◆ Work to be completed: Every line of the material below must be repeated exactly.

◆ Data to use:
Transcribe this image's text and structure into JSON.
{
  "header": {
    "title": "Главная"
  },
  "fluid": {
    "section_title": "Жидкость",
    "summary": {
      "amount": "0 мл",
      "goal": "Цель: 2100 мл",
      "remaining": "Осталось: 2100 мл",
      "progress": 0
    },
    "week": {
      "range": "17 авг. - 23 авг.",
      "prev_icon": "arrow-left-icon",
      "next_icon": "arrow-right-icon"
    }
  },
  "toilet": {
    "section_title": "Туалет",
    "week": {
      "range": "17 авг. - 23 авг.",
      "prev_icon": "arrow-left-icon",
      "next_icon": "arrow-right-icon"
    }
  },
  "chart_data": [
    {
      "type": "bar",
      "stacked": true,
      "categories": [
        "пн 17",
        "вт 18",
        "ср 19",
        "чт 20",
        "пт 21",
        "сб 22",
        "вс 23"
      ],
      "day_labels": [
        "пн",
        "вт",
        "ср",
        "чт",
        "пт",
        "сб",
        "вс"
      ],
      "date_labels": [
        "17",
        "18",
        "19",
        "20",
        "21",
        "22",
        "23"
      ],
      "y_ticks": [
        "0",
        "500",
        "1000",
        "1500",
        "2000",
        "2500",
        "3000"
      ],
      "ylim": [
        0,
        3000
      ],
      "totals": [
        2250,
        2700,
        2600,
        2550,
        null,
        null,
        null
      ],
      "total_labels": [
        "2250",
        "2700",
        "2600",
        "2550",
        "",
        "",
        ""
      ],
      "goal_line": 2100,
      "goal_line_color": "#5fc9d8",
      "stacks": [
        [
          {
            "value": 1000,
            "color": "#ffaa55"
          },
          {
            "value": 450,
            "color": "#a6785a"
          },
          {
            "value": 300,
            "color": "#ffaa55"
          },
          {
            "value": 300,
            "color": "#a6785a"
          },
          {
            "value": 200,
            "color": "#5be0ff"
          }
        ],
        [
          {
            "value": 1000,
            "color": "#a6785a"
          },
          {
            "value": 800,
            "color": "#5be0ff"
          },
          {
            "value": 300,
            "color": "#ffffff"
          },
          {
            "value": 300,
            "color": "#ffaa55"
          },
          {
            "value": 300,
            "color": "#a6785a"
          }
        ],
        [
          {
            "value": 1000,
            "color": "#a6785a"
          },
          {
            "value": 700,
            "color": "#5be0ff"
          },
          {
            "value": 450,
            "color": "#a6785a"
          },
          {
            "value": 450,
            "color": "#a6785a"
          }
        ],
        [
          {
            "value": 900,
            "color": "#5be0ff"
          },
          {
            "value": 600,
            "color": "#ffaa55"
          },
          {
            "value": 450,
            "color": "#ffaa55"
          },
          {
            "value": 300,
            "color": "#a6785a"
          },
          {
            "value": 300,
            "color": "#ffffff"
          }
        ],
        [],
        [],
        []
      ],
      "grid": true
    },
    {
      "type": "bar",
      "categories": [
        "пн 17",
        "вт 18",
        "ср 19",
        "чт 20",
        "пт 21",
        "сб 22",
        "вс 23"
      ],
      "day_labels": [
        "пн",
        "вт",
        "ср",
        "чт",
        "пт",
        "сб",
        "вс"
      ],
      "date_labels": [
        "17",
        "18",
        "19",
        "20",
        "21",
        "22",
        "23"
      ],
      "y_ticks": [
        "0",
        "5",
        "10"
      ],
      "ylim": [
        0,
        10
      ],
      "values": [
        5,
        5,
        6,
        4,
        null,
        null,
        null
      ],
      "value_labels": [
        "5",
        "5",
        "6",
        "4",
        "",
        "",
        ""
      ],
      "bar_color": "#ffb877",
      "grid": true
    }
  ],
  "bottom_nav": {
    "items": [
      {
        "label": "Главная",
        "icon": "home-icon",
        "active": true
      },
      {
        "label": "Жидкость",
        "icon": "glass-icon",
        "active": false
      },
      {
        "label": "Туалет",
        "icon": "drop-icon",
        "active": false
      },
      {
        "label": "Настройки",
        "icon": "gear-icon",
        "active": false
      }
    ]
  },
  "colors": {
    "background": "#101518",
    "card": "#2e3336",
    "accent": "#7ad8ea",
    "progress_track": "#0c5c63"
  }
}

◆ Written answer:
Transcribe this image's text and structure into JSON.
{
  "header": {
    "title": "Главная"
  },
  "fluid": {
    "section_title": "Жидкость",
    "summary": {
      "amount": "0 мл",
      "goal": "Цель: 2100 мл",
      "remaining": "Осталось: 2100 мл",
      "progress": 0
    },
    "week": {
      "range": "17 авг. - 23 авг.",
      "prev_icon": "arrow-left-icon",
      "next_icon": "arrow-right-icon"
    }
  },
  "toilet": {
    "section_title": "Туалет",
    "week": {
      "range": "17 авг. - 23 авг.",
      "prev_icon": "arrow-left-icon",
      "next_icon": "arrow-right-icon"
    }
  },
  "chart_data": [
    {
      "type": "bar",
      "stacked": true,
      "categories": [
        "пн 17",
        "вт 18",
        "ср 19",
        "чт 20",
        "пт 21",
        "сб 22",
        "вс 23"
      ],
      "day_labels": [
        "пн",
        "вт",
        "ср",
        "чт",
        "пт",
        "сб",
        "вс"
      ],
      "date_labels": [
        "17",
        "18",
        "19",
        "20",
        "21",
        "22",
        "23"
      ],
      "y_ticks": [
        "0",
        "500",
        "1000",
        "1500",
        "2000",
        "2500",
        "3000"
      ],
      "ylim": [
        0,
        3000
      ],
      "totals": [
        2250,
        2700,
        2600,
        2550,
        null,
        null,
        null
      ],
      "total_labels": [
        "2250",
        "2700",
        "2600",
        "2550",
        "",
        "",
        ""
      ],
      "goal_line": 2100,
      "goal_line_color": "#5fc9d8",
      "stacks": [
        [
          {
            "value": 1000,
            "color": "#ffaa55"
          },
          {
            "value": 450,
            "color": "#a6785a"
          },
          {
            "value": 300,
            "color": "#ffaa55"
          },
          {
            "value": 300,
            "color": "#a6785a"
          },
          {
            "value": 200,
            "color": "#5be0ff"
          }
        ],
        [
          {
            "value": 1000,
            "color": "#a6785a"
          },
          {
            "value": 800,
            "color": "#5be0ff"
          },
          {
            "value": 300,
            "color": "#ffffff"
          },
          {
            "value": 300,
            "color": "#ffaa55"
          },
          {
            "value": 300,
            "color": "#a6785a"
          }
        ],
        [
          {
            "value": 1000,
            "color": "#a6785a"
          },
          {
            "value": 700,
            "color": "#5be0ff"
          },
          {
            "value": 450,
            "color": "#a6785a"
          },
          {
            "value": 450,
            "color": "#a6785a"
          }
        ],
        [
          {
            "value": 900,
            "color": "#5be0ff"
          },
          {
            "value": 600,
            "color": "#ffaa55"
          },
          {
            "value": 450,
            "color": "#ffaa55"
          },
          {
            "value": 300,
            "color": "#a6785a"
          },
          {
            "value": 300,
            "color": "#ffffff"
          }
        ],
        [],
        [],
        []
      ],
      "grid": true
    },
    {
      "type": "bar",
      "categories": [
        "пн 17",
        "вт 18",
        "ср 19",
        "чт 20",
        "пт 21",
        "сб 22",
        "вс 23"
      ],
      "day_labels": [
        "пн",
        "вт",
        "ср",
        "чт",
        "пт",
        "сб",
        "вс"
      ],
      "date_labels": [
        "17",
        "18",
        "19",
        "20",
        "21",
        "22",
        "23"
      ],
      "y_ticks": [
        "0",
        "5",
        "10"
      ],
      "ylim": [
        0,
        10
      ],
      "values": [
        5,
        5,
        6,
        4,
        null,
        null,
        null
      ],
      "value_labels": [
        "5",
        "5",
        "6",
        "4",
        "",
        "",
        ""
      ],
      "bar_color": "#ffb877",
      "grid": true
    }
  ],
  "bottom_nav": {
    "items": [
      {
        "label": "Главная",
        "icon": "home-icon",
        "active": true
      },
      {
        "label": "Жидкость",
        "icon": "glass-icon",
        "active": false
      },
      {
        "label": "Туалет",
        "icon": "drop-icon",
        "active": false
      },
      {
        "label": "Настройки",
        "icon": "gear-icon",
        "active": false
      }
    ]
  },
  "colors": {
    "background": "#101518",
    "card": "#2e3336",
    "accent": "#7ad8ea",
    "progress_track": "#0c5c63"
  }
}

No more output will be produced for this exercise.